— START OF Text segment —
Date: Fri 24-Jan-1997
Date: Fri 24-Jan-1997
Publication: Bee
Author: KIMH
Quick Words:
Swim-Workout-Column
Full Text:
Swim Workout Column - Kim Harmon
Long is the way, and hard, and out of hell leads up to light.
B Y K IM J. H ARMON
I don't know where the idea came from. Probably the same hellish place where
all my ideas come from. But for some reason I figured that doing a workout
with the Newtown High School swim team - a light 3,000-yard workout - would be
a good idea.
It was.
And it wasn't.
It was because the reasoning itself was sound. No one quite understands what a
swimmer has to do to prepare himself or herself for the rigors of a long
season and lots of people have misguided opinions that swimmers have it easier
than other athletes.
And it wasn't . . . well, because it hurt.
It hurt bad. Man, I was sore all over.
And I didn't even finish the practice! Though, for a 35-year-old guy who is
about 12 pounds overweight and who only exercises when he is trying to twist
the top off the salsa jar, I think I did okay if you consider that I'm, at
this point, not taking the long nap at the bottom of the Otto Heise pool.
I don't know what the line might have been on this epic battle between me and
the pool, me and the rigors of the 3,000-yard workout, and I'm not sure how
far I was expected to make it. But, like the great sportscaster Warner Wolf
might say, if you bet on 600 yards . . . YOU LOST!
— END OF Text segment —
● **Requirements**:
1. Answer these questions about the swim workout column:
(a) Which high school's swim team did the writer work out with?
(b) How many yards was the workout?
(c) What age does the writer give for himself?
2. Render the records as a JSON list of strings, one string per line and no blank lines. Start at the first line of the records and end at the line containing "delete-message-icon[interactable]: 🗑 [15,282,25,300]".
— START OF Data for the task —
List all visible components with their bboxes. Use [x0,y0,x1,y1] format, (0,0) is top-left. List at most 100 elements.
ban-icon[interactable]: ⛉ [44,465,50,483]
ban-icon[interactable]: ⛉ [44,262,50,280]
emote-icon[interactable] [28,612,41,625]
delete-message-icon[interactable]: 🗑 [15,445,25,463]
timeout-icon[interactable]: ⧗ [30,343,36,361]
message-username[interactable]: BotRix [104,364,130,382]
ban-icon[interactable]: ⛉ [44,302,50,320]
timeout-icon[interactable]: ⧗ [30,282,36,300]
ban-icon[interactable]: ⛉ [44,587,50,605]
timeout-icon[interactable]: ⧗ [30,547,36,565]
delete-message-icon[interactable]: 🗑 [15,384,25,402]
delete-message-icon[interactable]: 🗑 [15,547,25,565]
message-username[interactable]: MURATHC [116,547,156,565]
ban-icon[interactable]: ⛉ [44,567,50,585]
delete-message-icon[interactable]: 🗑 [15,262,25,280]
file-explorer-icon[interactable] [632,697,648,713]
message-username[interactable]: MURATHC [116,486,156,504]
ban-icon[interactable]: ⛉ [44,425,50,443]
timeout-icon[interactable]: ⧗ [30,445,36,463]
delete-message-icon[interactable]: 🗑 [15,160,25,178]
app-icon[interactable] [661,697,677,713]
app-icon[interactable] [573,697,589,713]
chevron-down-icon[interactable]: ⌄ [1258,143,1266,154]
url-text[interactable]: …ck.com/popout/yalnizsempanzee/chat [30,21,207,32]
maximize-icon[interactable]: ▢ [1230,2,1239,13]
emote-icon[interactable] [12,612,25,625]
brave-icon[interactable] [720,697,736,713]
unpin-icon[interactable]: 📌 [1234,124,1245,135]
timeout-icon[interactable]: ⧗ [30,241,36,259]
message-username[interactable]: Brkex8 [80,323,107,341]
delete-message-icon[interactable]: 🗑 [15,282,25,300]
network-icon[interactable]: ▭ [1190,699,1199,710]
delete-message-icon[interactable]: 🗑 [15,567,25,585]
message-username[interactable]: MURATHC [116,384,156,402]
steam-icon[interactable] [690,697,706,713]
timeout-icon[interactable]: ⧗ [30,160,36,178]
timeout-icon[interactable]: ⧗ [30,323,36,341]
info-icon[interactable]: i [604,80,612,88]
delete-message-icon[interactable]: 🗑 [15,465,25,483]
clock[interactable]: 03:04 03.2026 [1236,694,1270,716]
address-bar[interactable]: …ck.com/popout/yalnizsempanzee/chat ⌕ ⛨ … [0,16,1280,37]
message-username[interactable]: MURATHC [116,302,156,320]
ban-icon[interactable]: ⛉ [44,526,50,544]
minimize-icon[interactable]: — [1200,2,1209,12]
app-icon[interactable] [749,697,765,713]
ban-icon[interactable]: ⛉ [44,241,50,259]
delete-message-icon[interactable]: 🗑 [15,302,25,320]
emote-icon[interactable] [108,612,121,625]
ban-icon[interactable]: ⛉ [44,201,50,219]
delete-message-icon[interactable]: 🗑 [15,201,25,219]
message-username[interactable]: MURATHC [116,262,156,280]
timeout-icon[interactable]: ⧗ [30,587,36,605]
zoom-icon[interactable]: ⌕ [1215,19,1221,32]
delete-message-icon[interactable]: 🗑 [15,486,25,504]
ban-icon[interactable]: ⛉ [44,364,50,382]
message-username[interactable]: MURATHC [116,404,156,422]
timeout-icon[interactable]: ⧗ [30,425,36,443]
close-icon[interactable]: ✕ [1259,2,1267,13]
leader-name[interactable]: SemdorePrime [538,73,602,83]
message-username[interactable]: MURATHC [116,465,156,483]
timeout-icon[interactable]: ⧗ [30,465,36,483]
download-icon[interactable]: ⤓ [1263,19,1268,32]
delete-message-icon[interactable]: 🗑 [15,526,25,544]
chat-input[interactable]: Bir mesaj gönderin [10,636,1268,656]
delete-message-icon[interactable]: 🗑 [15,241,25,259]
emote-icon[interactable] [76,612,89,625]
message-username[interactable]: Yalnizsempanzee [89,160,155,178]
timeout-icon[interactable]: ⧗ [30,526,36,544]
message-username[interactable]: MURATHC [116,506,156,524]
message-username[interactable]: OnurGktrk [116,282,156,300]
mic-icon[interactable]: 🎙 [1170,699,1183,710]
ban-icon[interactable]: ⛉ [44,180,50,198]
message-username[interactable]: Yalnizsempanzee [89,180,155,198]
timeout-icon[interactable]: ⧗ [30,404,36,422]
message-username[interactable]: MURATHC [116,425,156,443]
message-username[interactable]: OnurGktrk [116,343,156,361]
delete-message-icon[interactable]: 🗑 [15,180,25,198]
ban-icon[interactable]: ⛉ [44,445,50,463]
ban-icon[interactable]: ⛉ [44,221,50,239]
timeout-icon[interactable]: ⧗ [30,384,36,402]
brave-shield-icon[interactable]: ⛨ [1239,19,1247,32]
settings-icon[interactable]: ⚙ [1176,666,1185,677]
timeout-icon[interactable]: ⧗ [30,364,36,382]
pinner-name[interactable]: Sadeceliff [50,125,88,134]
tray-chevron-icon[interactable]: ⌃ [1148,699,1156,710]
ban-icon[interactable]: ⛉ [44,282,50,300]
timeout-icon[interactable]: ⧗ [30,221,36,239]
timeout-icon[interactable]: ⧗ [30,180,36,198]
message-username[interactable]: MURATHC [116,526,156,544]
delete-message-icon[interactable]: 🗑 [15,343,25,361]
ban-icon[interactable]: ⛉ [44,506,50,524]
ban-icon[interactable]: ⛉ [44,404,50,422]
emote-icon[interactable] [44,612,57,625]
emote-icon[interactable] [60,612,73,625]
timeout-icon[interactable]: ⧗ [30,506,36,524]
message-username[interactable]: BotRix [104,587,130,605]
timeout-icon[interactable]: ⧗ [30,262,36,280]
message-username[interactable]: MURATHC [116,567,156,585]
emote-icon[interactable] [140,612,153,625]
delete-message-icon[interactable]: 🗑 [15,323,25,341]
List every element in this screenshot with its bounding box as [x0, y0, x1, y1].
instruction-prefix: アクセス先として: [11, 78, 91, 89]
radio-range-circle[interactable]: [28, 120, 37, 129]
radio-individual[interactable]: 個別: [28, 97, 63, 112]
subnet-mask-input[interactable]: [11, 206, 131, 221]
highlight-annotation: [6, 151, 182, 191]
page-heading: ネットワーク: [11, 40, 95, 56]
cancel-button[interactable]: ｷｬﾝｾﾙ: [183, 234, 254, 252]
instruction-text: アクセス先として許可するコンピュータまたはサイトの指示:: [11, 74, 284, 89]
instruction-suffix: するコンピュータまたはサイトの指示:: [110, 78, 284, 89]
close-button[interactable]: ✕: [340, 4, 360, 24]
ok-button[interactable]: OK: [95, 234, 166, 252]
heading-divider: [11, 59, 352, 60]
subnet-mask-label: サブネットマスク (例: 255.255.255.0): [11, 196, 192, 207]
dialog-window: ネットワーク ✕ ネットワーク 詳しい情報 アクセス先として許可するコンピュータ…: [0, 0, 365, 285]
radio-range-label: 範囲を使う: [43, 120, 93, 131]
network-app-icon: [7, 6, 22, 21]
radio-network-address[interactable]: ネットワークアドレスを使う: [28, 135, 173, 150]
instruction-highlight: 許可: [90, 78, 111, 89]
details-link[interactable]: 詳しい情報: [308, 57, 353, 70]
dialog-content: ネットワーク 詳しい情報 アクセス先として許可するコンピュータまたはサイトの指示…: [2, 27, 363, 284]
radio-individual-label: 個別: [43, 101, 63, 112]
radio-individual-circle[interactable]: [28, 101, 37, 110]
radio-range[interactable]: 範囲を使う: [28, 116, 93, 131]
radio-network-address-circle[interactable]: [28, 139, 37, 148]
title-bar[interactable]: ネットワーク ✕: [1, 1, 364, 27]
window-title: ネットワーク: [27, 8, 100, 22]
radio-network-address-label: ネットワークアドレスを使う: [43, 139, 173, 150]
— END OF Data for the task —
● **Exercise responses**:
1.
(a) Newtown High School
(b) 3,000 yards
(c) 35

2.
[
  "List all visible components with their bboxes. Use [x0,y0,x1,y1] format, (0,0) is top-left. List at most 100 elements.",
  "ban-icon[interactable]: ⛉ [44,465,50,483]",
  "ban-icon[interactable]: ⛉ [44,262,50,280]",
  "emote-icon[interactable] [28,612,41,625]",
  "delete-message-icon[interactable]: 🗑 [15,445,25,463]",
  "timeout-icon[interactable]: ⧗ [30,343,36,361]",
  "message-username[interactable]: BotRix [104,364,130,382]",
  "ban-icon[interactable]: ⛉ [44,302,50,320]",
  "timeout-icon[interactable]: ⧗ [30,282,36,300]",
  "ban-icon[interactable]: ⛉ [44,587,50,605]",
  "timeout-icon[interactable]: ⧗ [30,547,36,565]",
  "delete-message-icon[interactable]: 🗑 [15,384,25,402]",
  "delete-message-icon[interactable]: 🗑 [15,547,25,565]",
  "message-username[interactable]: MURATHC [116,547,156,565]",
  "ban-icon[interactable]: ⛉ [44,567,50,585]",
  "delete-message-icon[interactable]: 🗑 [15,262,25,280]",
  "file-explorer-icon[interactable] [632,697,648,713]",
  "message-username[interactable]: MURATHC [116,486,156,504]",
  "ban-icon[interactable]: ⛉ [44,425,50,443]",
  "timeout-icon[interactable]: ⧗ [30,445,36,463]",
  "delete-message-icon[interactable]: 🗑 [15,160,25,178]",
  "app-icon[interactable] [661,697,677,713]",
  "app-icon[interactable] [573,697,589,713]",
  "chevron-down-icon[interactable]: ⌄ [1258,143,1266,154]",
  "url-text[interactable]: …ck.com/popout/yalnizsempanzee/chat [30,21,207,32]",
  "maximize-icon[interactable]: ▢ [1230,2,1239,13]",
  "emote-icon[interactable] [12,612,25,625]",
  "brave-icon[interactable] [720,697,736,713]",
  "unpin-icon[interactable]: 📌 [1234,124,1245,135]",
  "timeout-icon[interactable]: ⧗ [30,241,36,259]",
  "message-username[interactable]: Brkex8 [80,323,107,341]",
  "delete-message-icon[interactable]: 🗑 [15,282,25,300]"
]